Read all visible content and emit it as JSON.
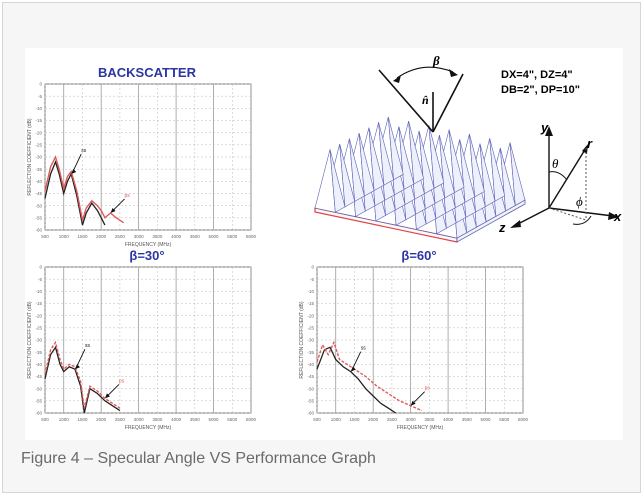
{
  "caption": "Figure 4 – Specular Angle VS Performance Graph",
  "colors": {
    "title": "#2b35a3",
    "ss_curve": "#222222",
    "ps_curve": "#e05a5a",
    "absorber_blue": "#5a62b8",
    "absorber_base_red": "#e04545",
    "grid": "#b9b9b9"
  },
  "chart_data": [
    {
      "type": "line",
      "title": "BACKSCATTER",
      "xlabel": "FREQUENCY (MHz)",
      "ylabel": "REFLECTION COEFFICIENT (dB)",
      "xlim": [
        500,
        6000
      ],
      "ylim": [
        -60,
        0
      ],
      "xticks": [
        "500",
        "1000",
        "1500",
        "2000",
        "2500",
        "3000",
        "3500",
        "4000",
        "4500",
        "5000",
        "5500",
        "6000"
      ],
      "yticks": [
        "0",
        "-5",
        "-10",
        "-15",
        "-20",
        "-25",
        "-30",
        "-35",
        "-40",
        "-45",
        "-50",
        "-55",
        "-60"
      ],
      "series": [
        {
          "name": "ss",
          "x": [
            500,
            650,
            780,
            880,
            1000,
            1100,
            1200,
            1350,
            1500,
            1600,
            1750,
            1900,
            2000,
            2100
          ],
          "y": [
            -47,
            -37,
            -32,
            -37,
            -45,
            -40,
            -37,
            -46,
            -58,
            -53,
            -49,
            -52,
            -55,
            -58
          ]
        },
        {
          "name": "ps",
          "x": [
            500,
            650,
            780,
            880,
            1000,
            1100,
            1200,
            1350,
            1500,
            1600,
            1750,
            1900,
            2000,
            2100,
            2250,
            2400,
            2600
          ],
          "y": [
            -44,
            -34,
            -30,
            -35,
            -43,
            -38,
            -36,
            -44,
            -56,
            -51,
            -48,
            -50,
            -52,
            -55,
            -53,
            -55,
            -57
          ]
        }
      ],
      "labels": [
        "ss",
        "ps"
      ]
    },
    {
      "type": "line",
      "title": "β=30°",
      "xlabel": "FREQUENCY (MHz)",
      "ylabel": "REFLECTION COEFFICIENT (dB)",
      "xlim": [
        500,
        6000
      ],
      "ylim": [
        -60,
        0
      ],
      "xticks": [
        "500",
        "1000",
        "1500",
        "2000",
        "2500",
        "3000",
        "3500",
        "4000",
        "4500",
        "5000",
        "5500",
        "6000"
      ],
      "yticks": [
        "0",
        "-5",
        "-10",
        "-15",
        "-20",
        "-25",
        "-30",
        "-35",
        "-40",
        "-45",
        "-50",
        "-55",
        "-60"
      ],
      "series": [
        {
          "name": "ss",
          "x": [
            500,
            650,
            780,
            900,
            1000,
            1150,
            1300,
            1450,
            1550,
            1700,
            1900,
            2100,
            2300,
            2500
          ],
          "y": [
            -46,
            -36,
            -33,
            -40,
            -43,
            -41,
            -42,
            -49,
            -60,
            -50,
            -52,
            -55,
            -57,
            -59
          ]
        },
        {
          "name": "ps",
          "x": [
            500,
            650,
            780,
            900,
            1000,
            1150,
            1300,
            1450,
            1550,
            1700,
            1900,
            2100,
            2300,
            2500
          ],
          "y": [
            -44,
            -34,
            -31,
            -38,
            -42,
            -40,
            -41,
            -47,
            -58,
            -49,
            -51,
            -54,
            -56,
            -58
          ]
        }
      ],
      "labels": [
        "ss",
        "ps"
      ]
    },
    {
      "type": "line",
      "title": "β=60°",
      "xlabel": "FREQUENCY (MHz)",
      "ylabel": "REFLECTION COEFFICIENT (dB)",
      "xlim": [
        500,
        6000
      ],
      "ylim": [
        -60,
        0
      ],
      "xticks": [
        "500",
        "1000",
        "1500",
        "2000",
        "2500",
        "3000",
        "3500",
        "4000",
        "4500",
        "5000",
        "5500",
        "6000"
      ],
      "yticks": [
        "0",
        "-5",
        "-10",
        "-15",
        "-20",
        "-25",
        "-30",
        "-35",
        "-40",
        "-45",
        "-50",
        "-55",
        "-60"
      ],
      "series": [
        {
          "name": "ss",
          "x": [
            500,
            700,
            850,
            1000,
            1200,
            1400,
            1600,
            1800,
            2000,
            2200,
            2400,
            2600
          ],
          "y": [
            -42,
            -34,
            -33,
            -38,
            -41,
            -43,
            -46,
            -50,
            -53,
            -56,
            -58,
            -60
          ]
        },
        {
          "name": "ps",
          "x": [
            500,
            650,
            800,
            950,
            1100,
            1300,
            1500,
            1800,
            2100,
            2400,
            2700,
            3000,
            3300
          ],
          "y": [
            -39,
            -32,
            -36,
            -31,
            -38,
            -40,
            -42,
            -45,
            -49,
            -52,
            -55,
            -57,
            -59
          ]
        }
      ],
      "labels": [
        "ss",
        "ps"
      ]
    }
  ],
  "diagram": {
    "dims_line1": "DX=4\", DZ=4\"",
    "dims_line2": "DB=2\", DP=10\"",
    "beta_symbol": "β",
    "normal_symbol": "n̂",
    "axis_y": "y",
    "axis_z": "z",
    "axis_x": "x",
    "theta_symbol": "θ",
    "phi_symbol": "ϕ",
    "r_symbol": "r"
  }
}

____

EXERCISE - The entries above are to be returned exactly, without their pictures.

TASK SOLUTION -
Read all visible content and emit it as JSON.
{
  "caption": "Figure 4 – Specular Angle VS Performance Graph",
  "colors": {
    "title": "#2b35a3",
    "ss_curve": "#222222",
    "ps_curve": "#e05a5a",
    "absorber_blue": "#5a62b8",
    "absorber_base_red": "#e04545",
    "grid": "#b9b9b9"
  },
  "chart_data": [
    {
      "type": "line",
      "title": "BACKSCATTER",
      "xlabel": "FREQUENCY (MHz)",
      "ylabel": "REFLECTION COEFFICIENT (dB)",
      "xlim": [
        500,
        6000
      ],
      "ylim": [
        -60,
        0
      ],
      "xticks": [
        "500",
        "1000",
        "1500",
        "2000",
        "2500",
        "3000",
        "3500",
        "4000",
        "4500",
        "5000",
        "5500",
        "6000"
      ],
      "yticks": [
        "0",
        "-5",
        "-10",
        "-15",
        "-20",
        "-25",
        "-30",
        "-35",
        "-40",
        "-45",
        "-50",
        "-55",
        "-60"
      ],
      "series": [
        {
          "name": "ss",
          "x": [
            500,
            650,
            780,
            880,
            1000,
            1100,
            1200,
            1350,
            1500,
            1600,
            1750,
            1900,
            2000,
            2100
          ],
          "y": [
            -47,
            -37,
            -32,
            -37,
            -45,
            -40,
            -37,
            -46,
            -58,
            -53,
            -49,
            -52,
            -55,
            -58
          ]
        },
        {
          "name": "ps",
          "x": [
            500,
            650,
            780,
            880,
            1000,
            1100,
            1200,
            1350,
            1500,
            1600,
            1750,
            1900,
            2000,
            2100,
            2250,
            2400,
            2600
          ],
          "y": [
            -44,
            -34,
            -30,
            -35,
            -43,
            -38,
            -36,
            -44,
            -56,
            -51,
            -48,
            -50,
            -52,
            -55,
            -53,
            -55,
            -57
          ]
        }
      ],
      "labels": [
        "ss",
        "ps"
      ]
    },
    {
      "type": "line",
      "title": "β=30°",
      "xlabel": "FREQUENCY (MHz)",
      "ylabel": "REFLECTION COEFFICIENT (dB)",
      "xlim": [
        500,
        6000
      ],
      "ylim": [
        -60,
        0
      ],
      "xticks": [
        "500",
        "1000",
        "1500",
        "2000",
        "2500",
        "3000",
        "3500",
        "4000",
        "4500",
        "5000",
        "5500",
        "6000"
      ],
      "yticks": [
        "0",
        "-5",
        "-10",
        "-15",
        "-20",
        "-25",
        "-30",
        "-35",
        "-40",
        "-45",
        "-50",
        "-55",
        "-60"
      ],
      "series": [
        {
          "name": "ss",
          "x": [
            500,
            650,
            780,
            900,
            1000,
            1150,
            1300,
            1450,
            1550,
            1700,
            1900,
            2100,
            2300,
            2500
          ],
          "y": [
            -46,
            -36,
            -33,
            -40,
            -43,
            -41,
            -42,
            -49,
            -60,
            -50,
            -52,
            -55,
            -57,
            -59
          ]
        },
        {
          "name": "ps",
          "x": [
            500,
            650,
            780,
            900,
            1000,
            1150,
            1300,
            1450,
            1550,
            1700,
            1900,
            2100,
            2300,
            2500
          ],
          "y": [
            -44,
            -34,
            -31,
            -38,
            -42,
            -40,
            -41,
            -47,
            -58,
            -49,
            -51,
            -54,
            -56,
            -58
          ]
        }
      ],
      "labels": [
        "ss",
        "ps"
      ]
    },
    {
      "type": "line",
      "title": "β=60°",
      "xlabel": "FREQUENCY (MHz)",
      "ylabel": "REFLECTION COEFFICIENT (dB)",
      "xlim": [
        500,
        6000
      ],
      "ylim": [
        -60,
        0
      ],
      "xticks": [
        "500",
        "1000",
        "1500",
        "2000",
        "2500",
        "3000",
        "3500",
        "4000",
        "4500",
        "5000",
        "5500",
        "6000"
      ],
      "yticks": [
        "0",
        "-5",
        "-10",
        "-15",
        "-20",
        "-25",
        "-30",
        "-35",
        "-40",
        "-45",
        "-50",
        "-55",
        "-60"
      ],
      "series": [
        {
          "name": "ss",
          "x": [
            500,
            700,
            850,
            1000,
            1200,
            1400,
            1600,
            1800,
            2000,
            2200,
            2400,
            2600
          ],
          "y": [
            -42,
            -34,
            -33,
            -38,
            -41,
            -43,
            -46,
            -50,
            -53,
            -56,
            -58,
            -60
          ]
        },
        {
          "name": "ps",
          "x": [
            500,
            650,
            800,
            950,
            1100,
            1300,
            1500,
            1800,
            2100,
            2400,
            2700,
            3000,
            3300
          ],
          "y": [
            -39,
            -32,
            -36,
            -31,
            -38,
            -40,
            -42,
            -45,
            -49,
            -52,
            -55,
            -57,
            -59
          ]
        }
      ],
      "labels": [
        "ss",
        "ps"
      ]
    }
  ],
  "diagram": {
    "dims_line1": "DX=4\", DZ=4\"",
    "dims_line2": "DB=2\", DP=10\"",
    "beta_symbol": "β",
    "normal_symbol": "n̂",
    "axis_y": "y",
    "axis_z": "z",
    "axis_x": "x",
    "theta_symbol": "θ",
    "phi_symbol": "ϕ",
    "r_symbol": "r"
  }
}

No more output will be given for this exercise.